(Collected data)
[Begin]

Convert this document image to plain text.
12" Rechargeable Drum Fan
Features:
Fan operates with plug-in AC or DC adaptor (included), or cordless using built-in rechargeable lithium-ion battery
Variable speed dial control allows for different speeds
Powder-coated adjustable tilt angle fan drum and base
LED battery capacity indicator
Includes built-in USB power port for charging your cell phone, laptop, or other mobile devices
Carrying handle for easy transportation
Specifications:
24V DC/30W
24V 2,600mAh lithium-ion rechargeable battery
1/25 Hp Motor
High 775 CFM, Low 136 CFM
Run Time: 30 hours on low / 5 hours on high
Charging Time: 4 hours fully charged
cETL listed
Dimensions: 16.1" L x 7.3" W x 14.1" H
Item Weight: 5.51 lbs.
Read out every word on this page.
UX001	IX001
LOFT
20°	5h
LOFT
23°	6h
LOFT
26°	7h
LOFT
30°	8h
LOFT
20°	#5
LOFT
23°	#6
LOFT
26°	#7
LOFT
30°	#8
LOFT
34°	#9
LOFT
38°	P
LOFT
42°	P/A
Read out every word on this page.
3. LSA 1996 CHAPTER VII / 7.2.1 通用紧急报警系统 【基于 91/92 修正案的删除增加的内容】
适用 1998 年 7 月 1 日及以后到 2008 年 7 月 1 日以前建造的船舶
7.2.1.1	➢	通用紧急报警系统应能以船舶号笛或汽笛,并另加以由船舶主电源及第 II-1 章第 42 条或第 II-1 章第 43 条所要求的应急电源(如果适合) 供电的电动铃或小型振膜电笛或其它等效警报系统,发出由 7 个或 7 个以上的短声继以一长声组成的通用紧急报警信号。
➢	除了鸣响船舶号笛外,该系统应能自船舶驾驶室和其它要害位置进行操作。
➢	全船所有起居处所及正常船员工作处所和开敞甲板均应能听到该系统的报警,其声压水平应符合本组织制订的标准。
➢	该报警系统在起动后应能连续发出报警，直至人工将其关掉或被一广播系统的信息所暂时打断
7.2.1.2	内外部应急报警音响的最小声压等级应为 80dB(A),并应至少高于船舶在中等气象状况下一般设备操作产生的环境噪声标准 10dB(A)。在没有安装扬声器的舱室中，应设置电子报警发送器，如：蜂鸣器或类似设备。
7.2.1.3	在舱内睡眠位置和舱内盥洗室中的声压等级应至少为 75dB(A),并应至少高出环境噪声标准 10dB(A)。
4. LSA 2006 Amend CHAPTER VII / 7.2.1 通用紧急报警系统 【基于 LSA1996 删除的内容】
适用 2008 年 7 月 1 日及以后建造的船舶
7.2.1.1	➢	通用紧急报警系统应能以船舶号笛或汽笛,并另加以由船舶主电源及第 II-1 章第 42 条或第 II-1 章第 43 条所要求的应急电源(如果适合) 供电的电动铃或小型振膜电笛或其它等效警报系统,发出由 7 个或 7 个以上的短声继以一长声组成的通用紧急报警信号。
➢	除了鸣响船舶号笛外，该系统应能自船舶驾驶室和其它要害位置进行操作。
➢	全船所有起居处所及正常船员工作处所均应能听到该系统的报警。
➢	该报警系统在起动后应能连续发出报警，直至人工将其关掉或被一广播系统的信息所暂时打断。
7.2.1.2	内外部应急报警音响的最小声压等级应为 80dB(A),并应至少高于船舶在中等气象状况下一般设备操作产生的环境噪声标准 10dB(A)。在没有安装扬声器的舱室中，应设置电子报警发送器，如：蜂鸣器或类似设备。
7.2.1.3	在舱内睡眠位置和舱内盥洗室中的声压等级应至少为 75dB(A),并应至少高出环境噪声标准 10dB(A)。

[End]

# EXERCISE REQUIREMENTS
Find the word "hours" in the entries, and copy every line it shows up in.

# EXERCISE RESPONSE
Run Time: 30 hours on low / 5 hours on high
Charging Time: 4 hours fully charged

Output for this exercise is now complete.